(begin)
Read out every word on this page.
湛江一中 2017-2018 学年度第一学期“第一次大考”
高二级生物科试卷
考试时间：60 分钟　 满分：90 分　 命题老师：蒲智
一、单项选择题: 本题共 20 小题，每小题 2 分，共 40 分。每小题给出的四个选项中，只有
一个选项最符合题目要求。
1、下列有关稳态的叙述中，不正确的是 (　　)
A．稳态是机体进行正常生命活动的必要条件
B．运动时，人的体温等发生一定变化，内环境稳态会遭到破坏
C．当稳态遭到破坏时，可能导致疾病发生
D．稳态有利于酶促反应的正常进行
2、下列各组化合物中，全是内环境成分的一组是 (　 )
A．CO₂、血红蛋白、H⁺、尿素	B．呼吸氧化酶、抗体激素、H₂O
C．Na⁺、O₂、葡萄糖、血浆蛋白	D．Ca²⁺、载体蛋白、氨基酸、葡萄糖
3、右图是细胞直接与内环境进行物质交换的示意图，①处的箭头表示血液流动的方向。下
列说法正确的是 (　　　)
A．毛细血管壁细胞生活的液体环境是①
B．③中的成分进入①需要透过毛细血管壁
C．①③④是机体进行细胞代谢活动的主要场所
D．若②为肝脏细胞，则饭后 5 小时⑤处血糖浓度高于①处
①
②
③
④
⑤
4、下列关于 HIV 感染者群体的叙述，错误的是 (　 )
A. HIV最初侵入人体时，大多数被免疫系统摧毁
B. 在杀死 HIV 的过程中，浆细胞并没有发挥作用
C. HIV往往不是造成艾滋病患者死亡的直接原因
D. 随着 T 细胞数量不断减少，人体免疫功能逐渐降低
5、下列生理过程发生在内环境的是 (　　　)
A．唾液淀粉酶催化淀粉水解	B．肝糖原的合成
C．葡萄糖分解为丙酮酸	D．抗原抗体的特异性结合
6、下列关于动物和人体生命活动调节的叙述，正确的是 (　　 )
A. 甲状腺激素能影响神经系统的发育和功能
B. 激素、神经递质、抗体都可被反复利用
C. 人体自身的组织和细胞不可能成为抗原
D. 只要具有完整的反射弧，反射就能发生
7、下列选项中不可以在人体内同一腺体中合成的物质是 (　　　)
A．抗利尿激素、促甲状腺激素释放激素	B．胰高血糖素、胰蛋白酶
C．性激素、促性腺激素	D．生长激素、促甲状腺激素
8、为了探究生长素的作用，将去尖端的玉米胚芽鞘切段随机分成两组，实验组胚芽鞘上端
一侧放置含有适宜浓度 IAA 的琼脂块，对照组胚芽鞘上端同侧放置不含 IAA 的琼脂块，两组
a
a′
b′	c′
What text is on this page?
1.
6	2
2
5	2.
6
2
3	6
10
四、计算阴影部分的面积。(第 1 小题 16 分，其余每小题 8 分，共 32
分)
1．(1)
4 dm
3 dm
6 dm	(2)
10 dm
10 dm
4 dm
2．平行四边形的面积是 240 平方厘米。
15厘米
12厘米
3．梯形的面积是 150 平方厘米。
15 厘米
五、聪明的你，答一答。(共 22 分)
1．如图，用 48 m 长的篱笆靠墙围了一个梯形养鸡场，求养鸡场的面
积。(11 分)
(end)
Find each line that has the word "this", then copy it out.

Read out every word on this page.
What text is on this page?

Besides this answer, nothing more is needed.